**REQUEST:**
Copy all lines holding the word "Braun" from the entries.

━━━━━ EXERCISE MATERIAL ━━━━━

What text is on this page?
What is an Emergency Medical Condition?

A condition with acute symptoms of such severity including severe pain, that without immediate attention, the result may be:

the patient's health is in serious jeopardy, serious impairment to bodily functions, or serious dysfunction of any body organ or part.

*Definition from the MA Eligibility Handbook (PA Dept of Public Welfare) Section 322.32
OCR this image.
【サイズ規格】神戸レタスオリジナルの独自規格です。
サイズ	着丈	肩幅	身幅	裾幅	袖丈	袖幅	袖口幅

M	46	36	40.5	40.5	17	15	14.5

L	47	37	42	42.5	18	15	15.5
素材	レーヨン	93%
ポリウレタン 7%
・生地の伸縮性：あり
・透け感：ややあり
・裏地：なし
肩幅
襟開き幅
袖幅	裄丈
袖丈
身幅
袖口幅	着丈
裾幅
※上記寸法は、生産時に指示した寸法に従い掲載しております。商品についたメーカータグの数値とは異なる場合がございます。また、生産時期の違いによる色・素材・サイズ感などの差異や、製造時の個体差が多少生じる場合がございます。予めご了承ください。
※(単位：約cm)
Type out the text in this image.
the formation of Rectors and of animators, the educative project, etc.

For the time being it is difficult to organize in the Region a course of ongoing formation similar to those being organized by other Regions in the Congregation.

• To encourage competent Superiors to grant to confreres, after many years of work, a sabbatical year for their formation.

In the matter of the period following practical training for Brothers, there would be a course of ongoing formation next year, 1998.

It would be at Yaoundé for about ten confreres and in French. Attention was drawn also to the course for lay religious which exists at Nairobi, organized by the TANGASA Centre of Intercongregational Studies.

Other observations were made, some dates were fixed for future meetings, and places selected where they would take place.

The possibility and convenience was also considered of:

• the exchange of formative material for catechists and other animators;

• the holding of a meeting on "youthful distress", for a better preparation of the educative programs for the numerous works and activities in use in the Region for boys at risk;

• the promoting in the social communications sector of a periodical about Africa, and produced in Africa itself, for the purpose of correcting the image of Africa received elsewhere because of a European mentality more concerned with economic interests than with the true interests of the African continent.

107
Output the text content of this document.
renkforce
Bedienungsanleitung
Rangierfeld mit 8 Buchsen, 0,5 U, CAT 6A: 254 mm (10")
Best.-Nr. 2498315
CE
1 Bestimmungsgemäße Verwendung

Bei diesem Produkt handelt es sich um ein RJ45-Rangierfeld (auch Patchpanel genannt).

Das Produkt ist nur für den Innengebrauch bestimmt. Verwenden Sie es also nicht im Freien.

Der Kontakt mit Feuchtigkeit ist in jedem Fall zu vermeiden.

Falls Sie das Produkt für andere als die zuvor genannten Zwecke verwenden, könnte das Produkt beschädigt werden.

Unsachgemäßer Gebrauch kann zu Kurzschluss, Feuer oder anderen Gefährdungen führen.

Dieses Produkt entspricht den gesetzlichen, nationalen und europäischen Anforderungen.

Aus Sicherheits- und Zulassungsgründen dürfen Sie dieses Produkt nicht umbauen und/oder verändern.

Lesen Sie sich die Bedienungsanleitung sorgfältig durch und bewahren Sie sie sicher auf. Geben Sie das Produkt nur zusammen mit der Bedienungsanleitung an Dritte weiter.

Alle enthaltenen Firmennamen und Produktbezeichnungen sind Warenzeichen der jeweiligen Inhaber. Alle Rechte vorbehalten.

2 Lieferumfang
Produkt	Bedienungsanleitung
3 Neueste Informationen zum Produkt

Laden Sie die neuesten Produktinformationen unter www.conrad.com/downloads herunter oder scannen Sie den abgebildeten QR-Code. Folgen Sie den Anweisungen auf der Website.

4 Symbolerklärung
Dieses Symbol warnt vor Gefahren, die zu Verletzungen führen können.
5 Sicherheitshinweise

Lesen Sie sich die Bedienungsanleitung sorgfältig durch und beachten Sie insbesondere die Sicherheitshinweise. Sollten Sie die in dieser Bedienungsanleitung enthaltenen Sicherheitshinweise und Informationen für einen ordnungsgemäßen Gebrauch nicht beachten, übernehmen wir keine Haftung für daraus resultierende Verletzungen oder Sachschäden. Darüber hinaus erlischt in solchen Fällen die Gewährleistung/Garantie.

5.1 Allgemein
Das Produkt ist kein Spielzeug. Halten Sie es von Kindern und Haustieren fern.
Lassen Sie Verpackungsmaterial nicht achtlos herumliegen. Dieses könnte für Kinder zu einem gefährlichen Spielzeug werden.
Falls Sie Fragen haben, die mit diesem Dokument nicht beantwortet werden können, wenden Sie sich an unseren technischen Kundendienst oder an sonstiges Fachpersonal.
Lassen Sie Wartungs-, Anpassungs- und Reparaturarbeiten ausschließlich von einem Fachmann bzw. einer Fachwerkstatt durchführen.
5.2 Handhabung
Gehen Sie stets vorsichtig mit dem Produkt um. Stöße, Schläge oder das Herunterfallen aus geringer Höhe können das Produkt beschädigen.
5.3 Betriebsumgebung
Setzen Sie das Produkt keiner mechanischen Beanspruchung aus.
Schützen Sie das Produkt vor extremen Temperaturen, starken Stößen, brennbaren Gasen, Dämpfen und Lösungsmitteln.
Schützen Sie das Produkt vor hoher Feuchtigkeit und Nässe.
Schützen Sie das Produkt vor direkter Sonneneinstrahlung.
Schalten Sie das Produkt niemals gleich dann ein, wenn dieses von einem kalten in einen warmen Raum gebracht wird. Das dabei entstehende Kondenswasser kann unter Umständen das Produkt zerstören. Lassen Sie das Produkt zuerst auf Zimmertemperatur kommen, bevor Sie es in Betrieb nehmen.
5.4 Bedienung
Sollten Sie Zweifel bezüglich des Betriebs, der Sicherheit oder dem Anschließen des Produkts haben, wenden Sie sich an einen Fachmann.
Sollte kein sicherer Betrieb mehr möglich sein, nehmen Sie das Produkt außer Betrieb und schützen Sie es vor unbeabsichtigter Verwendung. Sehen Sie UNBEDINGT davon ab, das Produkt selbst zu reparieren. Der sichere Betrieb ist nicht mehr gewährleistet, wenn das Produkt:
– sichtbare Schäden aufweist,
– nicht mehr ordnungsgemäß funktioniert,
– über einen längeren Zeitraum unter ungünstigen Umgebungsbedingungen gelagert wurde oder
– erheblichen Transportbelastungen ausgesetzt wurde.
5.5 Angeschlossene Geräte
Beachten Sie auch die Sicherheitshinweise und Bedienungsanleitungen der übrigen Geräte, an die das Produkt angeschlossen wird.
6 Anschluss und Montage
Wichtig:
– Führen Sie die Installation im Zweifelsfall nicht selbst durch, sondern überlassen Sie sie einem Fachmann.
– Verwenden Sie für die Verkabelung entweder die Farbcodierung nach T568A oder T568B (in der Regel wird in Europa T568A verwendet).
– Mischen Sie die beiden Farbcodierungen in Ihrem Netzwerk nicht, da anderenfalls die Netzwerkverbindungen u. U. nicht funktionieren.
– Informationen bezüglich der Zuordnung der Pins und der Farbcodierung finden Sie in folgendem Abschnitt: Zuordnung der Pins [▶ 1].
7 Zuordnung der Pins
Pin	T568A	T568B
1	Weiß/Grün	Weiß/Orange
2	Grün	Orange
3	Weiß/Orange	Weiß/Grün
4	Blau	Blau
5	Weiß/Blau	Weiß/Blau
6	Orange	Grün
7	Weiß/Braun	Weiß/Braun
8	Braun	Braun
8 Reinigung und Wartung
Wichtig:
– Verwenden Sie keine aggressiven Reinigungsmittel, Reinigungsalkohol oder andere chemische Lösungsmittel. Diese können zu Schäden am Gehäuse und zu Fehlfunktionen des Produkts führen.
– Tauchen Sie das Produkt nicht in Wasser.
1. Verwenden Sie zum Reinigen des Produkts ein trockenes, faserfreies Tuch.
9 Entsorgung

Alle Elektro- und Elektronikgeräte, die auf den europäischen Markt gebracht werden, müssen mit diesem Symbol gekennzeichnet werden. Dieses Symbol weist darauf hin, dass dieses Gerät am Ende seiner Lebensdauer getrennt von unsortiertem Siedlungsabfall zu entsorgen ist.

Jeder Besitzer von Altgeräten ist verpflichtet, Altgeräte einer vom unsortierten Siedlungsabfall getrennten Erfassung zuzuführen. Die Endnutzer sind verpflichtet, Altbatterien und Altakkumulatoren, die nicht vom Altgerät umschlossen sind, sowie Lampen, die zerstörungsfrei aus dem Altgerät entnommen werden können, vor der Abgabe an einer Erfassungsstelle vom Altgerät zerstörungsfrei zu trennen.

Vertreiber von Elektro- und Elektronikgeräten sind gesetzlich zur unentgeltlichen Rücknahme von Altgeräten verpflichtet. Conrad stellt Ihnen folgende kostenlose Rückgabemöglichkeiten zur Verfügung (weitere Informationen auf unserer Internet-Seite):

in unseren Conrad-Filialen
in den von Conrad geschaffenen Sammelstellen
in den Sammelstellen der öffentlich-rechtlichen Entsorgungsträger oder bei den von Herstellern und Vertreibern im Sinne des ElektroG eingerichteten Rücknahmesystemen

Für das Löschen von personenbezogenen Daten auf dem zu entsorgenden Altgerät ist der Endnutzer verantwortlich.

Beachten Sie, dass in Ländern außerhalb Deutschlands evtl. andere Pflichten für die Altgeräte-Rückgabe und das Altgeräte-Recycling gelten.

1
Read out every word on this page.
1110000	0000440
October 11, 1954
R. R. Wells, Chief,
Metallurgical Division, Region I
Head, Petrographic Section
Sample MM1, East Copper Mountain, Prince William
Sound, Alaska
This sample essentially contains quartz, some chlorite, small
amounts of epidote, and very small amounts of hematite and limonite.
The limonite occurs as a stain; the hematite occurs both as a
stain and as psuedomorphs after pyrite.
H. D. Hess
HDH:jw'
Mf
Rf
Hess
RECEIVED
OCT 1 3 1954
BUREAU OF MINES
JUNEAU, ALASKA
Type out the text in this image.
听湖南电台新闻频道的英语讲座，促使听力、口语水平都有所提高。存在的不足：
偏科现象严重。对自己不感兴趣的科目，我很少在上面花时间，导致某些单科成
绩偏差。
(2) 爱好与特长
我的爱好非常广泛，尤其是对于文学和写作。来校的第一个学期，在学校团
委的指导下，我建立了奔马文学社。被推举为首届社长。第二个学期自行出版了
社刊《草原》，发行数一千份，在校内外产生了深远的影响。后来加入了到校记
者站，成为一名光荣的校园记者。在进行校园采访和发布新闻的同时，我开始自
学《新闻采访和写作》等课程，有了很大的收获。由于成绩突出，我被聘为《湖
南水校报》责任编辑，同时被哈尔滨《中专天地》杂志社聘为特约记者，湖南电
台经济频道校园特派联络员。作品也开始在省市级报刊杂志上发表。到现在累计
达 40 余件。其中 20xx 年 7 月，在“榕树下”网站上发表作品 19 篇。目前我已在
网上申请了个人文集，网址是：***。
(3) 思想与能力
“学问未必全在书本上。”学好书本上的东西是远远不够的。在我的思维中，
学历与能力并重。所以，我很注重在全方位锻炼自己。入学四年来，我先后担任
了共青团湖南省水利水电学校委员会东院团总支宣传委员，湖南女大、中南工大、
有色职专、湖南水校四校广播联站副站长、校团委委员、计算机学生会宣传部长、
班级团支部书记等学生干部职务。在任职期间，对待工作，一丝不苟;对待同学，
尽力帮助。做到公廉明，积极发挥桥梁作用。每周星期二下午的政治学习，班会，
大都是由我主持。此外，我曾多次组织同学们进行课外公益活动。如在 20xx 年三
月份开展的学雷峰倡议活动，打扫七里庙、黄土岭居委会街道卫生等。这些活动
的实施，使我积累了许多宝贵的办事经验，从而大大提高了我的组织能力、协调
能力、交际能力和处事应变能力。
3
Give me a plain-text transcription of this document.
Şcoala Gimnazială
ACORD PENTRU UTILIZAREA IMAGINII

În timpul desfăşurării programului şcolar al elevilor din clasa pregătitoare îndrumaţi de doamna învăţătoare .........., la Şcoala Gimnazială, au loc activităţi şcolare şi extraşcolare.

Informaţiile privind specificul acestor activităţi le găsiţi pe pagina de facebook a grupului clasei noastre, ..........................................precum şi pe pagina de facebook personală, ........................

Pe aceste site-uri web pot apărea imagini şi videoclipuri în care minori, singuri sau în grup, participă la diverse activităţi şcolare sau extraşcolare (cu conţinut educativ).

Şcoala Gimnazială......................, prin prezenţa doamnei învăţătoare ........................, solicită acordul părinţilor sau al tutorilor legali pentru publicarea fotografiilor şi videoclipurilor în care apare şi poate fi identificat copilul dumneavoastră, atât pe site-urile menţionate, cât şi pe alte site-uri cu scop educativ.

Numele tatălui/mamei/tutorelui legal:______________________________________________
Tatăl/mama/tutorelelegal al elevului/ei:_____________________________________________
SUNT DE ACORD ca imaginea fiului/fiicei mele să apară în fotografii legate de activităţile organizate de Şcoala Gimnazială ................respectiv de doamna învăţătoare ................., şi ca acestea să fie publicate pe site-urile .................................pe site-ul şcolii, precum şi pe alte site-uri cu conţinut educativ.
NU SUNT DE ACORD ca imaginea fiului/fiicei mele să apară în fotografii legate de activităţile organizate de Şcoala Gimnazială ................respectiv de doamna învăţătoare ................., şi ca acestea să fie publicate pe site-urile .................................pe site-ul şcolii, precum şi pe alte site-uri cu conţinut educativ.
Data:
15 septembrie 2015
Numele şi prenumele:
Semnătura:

━━━━━

**EXERCISE RESPONSE:**
7	Weiß/Braun	Weiß/Braun
8	Braun	Braun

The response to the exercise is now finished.